───── Given records ─────

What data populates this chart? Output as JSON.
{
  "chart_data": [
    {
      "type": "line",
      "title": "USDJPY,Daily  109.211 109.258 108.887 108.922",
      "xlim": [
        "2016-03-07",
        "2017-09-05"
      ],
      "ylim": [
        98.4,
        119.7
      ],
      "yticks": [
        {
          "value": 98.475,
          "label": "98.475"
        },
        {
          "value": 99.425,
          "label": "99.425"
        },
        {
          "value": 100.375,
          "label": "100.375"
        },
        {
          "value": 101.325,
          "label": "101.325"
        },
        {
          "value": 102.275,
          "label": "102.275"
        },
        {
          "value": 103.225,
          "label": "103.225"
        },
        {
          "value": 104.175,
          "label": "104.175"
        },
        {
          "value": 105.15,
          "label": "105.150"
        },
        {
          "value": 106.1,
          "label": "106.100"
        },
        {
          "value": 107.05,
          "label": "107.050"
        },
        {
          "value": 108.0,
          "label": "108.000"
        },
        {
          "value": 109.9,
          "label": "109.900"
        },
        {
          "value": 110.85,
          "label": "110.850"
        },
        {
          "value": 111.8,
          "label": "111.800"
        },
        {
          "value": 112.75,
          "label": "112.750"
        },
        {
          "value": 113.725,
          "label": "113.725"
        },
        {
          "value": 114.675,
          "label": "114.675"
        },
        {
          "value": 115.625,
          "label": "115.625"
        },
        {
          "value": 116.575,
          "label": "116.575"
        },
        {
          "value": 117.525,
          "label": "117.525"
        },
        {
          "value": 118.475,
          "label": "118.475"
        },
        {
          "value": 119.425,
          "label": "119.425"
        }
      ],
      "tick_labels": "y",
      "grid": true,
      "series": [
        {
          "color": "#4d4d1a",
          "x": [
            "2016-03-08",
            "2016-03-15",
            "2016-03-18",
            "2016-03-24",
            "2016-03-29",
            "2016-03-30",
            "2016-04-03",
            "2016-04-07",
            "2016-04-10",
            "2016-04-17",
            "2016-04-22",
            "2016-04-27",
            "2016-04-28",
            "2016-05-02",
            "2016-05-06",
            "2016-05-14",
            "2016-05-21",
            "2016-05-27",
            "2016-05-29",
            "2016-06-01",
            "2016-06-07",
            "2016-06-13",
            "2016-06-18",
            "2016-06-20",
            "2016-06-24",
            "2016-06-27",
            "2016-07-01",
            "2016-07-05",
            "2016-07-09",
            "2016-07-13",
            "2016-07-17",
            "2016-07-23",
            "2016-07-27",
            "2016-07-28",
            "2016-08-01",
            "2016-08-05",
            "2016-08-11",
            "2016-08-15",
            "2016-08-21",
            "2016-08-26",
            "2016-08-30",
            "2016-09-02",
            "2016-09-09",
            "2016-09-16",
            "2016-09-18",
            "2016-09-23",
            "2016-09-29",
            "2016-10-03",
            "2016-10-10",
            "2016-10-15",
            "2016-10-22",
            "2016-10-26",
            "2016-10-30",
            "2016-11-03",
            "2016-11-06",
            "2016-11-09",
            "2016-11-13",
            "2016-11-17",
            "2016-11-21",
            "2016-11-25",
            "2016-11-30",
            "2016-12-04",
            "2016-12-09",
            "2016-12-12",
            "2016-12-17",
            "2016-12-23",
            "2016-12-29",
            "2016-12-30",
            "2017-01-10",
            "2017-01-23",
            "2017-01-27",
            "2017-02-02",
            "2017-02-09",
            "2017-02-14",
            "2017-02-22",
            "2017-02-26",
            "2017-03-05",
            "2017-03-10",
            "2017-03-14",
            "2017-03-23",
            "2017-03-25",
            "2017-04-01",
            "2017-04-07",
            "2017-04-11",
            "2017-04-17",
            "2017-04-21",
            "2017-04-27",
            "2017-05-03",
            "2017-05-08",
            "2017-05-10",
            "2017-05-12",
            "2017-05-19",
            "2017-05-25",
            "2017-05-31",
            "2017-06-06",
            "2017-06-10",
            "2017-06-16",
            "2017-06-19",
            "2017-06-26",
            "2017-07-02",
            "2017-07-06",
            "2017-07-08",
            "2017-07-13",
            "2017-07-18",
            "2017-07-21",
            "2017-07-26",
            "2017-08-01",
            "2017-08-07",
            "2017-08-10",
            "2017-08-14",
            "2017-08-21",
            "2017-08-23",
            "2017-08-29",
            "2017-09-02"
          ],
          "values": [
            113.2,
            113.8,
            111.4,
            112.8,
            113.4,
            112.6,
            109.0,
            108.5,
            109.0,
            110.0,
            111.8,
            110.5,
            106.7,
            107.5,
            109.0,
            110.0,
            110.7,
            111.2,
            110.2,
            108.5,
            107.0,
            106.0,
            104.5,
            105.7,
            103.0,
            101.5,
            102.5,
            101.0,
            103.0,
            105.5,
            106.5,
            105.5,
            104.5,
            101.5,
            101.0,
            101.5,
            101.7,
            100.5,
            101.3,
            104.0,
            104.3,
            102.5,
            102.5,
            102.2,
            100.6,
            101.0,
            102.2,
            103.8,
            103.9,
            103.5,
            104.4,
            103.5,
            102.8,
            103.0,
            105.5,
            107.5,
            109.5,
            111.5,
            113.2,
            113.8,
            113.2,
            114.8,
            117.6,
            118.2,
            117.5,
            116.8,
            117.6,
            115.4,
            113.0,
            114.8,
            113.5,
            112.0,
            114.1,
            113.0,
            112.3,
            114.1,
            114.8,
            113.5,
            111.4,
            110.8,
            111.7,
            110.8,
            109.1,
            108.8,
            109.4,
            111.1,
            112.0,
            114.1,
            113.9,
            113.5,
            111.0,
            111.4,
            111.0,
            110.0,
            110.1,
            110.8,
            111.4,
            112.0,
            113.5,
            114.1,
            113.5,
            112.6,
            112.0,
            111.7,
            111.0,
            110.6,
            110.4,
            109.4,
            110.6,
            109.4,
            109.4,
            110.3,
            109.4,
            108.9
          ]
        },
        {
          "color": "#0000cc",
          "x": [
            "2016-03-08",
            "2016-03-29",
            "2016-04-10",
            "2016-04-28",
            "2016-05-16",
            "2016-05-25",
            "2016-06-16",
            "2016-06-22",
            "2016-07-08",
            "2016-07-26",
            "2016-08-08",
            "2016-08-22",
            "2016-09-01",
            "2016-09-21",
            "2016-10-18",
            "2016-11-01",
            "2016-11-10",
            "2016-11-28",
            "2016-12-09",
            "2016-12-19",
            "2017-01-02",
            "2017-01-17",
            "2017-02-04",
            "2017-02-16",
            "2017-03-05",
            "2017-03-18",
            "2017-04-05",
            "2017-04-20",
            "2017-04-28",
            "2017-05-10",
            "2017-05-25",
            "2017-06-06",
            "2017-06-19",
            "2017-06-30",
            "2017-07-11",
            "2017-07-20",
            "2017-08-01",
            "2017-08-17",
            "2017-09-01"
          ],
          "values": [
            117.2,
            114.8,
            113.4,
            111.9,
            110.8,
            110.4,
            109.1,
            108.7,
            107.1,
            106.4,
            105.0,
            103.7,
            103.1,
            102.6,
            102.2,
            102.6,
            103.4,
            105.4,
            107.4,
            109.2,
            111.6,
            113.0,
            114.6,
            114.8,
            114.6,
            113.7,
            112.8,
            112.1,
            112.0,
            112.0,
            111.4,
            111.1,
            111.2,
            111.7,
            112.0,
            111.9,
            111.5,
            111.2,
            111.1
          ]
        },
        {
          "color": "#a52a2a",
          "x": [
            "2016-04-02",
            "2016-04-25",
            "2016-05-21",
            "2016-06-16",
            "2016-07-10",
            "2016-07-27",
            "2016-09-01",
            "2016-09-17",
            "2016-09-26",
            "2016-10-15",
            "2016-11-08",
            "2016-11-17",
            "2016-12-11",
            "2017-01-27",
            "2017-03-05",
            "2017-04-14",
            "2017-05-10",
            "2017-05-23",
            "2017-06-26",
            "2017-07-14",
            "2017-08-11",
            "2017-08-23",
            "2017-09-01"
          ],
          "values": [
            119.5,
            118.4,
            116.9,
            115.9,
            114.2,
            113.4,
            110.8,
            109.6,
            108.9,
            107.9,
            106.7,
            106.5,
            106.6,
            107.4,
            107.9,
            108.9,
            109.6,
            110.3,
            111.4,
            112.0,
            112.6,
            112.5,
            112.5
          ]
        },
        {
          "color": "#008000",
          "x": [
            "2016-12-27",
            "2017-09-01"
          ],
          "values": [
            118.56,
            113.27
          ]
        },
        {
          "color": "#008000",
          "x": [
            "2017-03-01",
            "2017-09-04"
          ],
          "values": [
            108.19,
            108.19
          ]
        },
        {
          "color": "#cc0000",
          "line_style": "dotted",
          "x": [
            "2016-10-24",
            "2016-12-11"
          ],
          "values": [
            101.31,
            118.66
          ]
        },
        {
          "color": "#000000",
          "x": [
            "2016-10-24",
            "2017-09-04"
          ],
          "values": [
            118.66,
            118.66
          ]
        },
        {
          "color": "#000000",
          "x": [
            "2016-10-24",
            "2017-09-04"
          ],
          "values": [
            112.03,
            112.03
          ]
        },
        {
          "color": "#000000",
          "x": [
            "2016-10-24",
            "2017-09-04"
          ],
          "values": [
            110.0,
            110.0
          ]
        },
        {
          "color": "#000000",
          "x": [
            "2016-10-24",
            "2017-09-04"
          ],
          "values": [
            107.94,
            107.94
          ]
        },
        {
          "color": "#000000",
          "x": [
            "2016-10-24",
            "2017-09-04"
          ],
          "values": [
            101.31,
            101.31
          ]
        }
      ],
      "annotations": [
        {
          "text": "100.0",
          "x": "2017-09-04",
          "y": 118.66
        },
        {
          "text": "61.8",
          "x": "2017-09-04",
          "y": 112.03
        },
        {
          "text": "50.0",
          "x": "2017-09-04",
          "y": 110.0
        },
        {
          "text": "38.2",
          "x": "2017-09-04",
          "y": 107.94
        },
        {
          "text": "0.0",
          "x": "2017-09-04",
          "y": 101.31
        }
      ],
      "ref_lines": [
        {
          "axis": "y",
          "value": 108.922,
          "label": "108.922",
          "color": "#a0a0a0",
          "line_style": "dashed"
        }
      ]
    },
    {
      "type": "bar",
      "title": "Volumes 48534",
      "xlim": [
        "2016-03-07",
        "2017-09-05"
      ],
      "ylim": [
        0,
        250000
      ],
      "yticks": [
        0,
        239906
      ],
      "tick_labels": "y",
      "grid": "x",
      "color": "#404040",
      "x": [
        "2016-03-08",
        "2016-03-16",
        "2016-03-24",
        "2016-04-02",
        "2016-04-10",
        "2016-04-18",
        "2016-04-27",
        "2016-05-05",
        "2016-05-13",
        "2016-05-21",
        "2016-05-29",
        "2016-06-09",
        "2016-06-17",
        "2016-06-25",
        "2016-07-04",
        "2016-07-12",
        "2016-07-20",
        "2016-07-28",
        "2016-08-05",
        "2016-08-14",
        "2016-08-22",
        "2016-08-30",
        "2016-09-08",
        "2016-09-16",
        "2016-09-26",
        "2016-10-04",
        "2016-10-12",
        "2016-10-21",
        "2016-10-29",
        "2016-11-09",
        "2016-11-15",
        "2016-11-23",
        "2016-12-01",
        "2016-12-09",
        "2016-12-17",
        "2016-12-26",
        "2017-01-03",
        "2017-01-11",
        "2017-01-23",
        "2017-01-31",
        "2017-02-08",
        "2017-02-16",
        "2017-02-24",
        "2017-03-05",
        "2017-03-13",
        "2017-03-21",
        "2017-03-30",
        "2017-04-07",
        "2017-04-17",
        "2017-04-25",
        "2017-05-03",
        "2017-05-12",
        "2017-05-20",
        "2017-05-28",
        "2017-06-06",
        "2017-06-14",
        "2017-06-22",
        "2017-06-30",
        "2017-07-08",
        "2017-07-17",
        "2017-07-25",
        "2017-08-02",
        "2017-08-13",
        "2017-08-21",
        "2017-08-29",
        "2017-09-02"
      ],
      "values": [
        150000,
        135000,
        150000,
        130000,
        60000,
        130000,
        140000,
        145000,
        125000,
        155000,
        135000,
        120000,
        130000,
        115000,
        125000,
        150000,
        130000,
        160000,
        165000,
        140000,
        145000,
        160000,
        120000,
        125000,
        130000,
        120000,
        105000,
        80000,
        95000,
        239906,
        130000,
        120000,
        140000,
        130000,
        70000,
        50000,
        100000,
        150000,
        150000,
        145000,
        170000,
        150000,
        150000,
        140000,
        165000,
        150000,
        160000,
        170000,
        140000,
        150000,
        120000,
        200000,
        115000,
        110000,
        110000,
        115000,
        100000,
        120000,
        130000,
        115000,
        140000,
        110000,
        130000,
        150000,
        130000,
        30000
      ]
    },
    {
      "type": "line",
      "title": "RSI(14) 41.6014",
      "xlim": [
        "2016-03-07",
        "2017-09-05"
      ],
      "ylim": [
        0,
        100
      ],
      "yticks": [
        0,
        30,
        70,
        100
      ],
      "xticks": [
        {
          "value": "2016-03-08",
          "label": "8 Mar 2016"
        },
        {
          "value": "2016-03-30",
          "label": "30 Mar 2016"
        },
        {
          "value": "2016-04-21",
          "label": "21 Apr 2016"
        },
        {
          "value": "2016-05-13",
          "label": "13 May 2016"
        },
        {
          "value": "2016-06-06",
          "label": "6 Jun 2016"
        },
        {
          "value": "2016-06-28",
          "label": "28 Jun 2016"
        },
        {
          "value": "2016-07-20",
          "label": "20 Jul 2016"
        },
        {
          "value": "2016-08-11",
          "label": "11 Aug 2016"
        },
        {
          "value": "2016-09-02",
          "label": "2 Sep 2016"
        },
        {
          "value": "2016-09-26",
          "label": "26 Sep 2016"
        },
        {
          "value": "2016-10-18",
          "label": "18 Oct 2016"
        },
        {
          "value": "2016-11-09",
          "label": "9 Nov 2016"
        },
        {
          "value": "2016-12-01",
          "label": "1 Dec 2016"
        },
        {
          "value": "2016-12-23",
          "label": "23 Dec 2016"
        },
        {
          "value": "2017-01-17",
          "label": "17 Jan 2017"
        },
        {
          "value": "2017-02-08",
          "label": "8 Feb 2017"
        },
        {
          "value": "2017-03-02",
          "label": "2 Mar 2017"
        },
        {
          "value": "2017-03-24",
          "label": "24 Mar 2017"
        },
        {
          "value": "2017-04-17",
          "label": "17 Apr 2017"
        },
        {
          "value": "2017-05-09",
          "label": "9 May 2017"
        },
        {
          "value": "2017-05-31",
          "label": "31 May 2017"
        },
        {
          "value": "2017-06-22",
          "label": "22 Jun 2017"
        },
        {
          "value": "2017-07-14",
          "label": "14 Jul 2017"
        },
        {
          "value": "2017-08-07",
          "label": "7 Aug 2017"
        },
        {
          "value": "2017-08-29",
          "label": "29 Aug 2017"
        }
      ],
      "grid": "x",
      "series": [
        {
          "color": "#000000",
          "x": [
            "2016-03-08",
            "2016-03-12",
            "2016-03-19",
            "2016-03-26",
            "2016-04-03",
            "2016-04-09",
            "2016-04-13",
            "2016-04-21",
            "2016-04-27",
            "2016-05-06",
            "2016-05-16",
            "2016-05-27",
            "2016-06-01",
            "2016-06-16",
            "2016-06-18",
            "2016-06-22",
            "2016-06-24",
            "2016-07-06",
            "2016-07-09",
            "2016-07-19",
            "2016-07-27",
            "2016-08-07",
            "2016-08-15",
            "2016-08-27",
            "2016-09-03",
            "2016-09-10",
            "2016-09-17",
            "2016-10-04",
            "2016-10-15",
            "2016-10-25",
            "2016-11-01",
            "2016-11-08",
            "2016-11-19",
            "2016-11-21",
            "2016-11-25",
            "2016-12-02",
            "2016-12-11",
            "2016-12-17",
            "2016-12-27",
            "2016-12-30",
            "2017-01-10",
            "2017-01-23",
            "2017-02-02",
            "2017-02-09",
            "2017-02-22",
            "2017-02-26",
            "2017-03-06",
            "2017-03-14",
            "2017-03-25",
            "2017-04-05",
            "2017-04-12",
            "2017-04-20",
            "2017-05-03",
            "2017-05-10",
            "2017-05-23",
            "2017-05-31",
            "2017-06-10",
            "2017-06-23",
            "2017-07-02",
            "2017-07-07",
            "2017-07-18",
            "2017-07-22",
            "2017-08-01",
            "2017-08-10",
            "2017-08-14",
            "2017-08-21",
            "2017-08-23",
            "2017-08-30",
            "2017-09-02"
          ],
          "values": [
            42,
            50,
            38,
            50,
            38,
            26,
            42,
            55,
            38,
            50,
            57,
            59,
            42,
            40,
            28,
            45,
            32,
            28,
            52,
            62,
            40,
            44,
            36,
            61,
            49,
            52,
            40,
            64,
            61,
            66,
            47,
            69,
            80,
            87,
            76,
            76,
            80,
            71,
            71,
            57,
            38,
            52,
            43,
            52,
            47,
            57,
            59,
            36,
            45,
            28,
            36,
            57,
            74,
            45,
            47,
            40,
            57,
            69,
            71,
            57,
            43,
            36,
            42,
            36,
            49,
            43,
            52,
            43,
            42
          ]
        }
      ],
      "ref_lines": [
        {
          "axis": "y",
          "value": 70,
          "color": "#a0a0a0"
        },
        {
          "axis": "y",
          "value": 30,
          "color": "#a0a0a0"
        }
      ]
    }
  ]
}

─────

=== Written instruction ===
Return all lines of the material above in which the word "text" occurs.

=== In response ===
          "text": "100.0",
          "text": "61.8",
          "text": "50.0",
          "text": "38.2",
          "text": "0.0",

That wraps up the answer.